[Task objective]: Say how many lines contain "this", using only the number.

[Dataset excerpts]:
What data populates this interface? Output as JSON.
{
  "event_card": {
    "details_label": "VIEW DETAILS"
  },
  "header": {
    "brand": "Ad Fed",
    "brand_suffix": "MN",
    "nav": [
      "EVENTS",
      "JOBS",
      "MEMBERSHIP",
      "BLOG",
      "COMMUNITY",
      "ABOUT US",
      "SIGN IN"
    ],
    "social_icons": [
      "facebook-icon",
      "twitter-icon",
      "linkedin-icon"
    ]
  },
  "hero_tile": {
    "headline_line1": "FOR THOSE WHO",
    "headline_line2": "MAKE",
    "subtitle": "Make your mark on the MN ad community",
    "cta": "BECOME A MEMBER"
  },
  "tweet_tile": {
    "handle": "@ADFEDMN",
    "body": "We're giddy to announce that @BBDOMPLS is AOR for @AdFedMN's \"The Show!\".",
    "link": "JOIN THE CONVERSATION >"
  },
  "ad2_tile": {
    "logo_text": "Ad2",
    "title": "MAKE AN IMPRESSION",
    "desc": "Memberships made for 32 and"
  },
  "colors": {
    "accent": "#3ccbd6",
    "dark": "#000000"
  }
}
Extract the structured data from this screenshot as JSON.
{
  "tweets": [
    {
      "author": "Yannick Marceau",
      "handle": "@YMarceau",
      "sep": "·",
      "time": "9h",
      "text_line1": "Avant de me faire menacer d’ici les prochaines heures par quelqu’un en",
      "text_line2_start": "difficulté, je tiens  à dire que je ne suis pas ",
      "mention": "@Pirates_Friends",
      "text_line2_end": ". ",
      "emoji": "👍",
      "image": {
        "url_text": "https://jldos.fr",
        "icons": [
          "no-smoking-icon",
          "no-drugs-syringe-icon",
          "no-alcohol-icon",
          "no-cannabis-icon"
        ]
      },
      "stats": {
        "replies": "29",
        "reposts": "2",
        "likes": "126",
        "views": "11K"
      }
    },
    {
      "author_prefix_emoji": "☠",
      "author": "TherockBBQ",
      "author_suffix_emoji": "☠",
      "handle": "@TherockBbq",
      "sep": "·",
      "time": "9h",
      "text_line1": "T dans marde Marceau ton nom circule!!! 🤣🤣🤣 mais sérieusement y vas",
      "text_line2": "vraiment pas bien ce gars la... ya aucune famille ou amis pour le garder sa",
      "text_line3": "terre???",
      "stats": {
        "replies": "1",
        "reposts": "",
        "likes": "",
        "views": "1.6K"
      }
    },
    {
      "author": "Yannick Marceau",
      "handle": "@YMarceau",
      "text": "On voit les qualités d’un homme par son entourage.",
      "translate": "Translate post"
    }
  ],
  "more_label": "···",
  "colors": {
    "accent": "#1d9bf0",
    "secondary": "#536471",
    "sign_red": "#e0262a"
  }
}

[Solution to the problem]: 2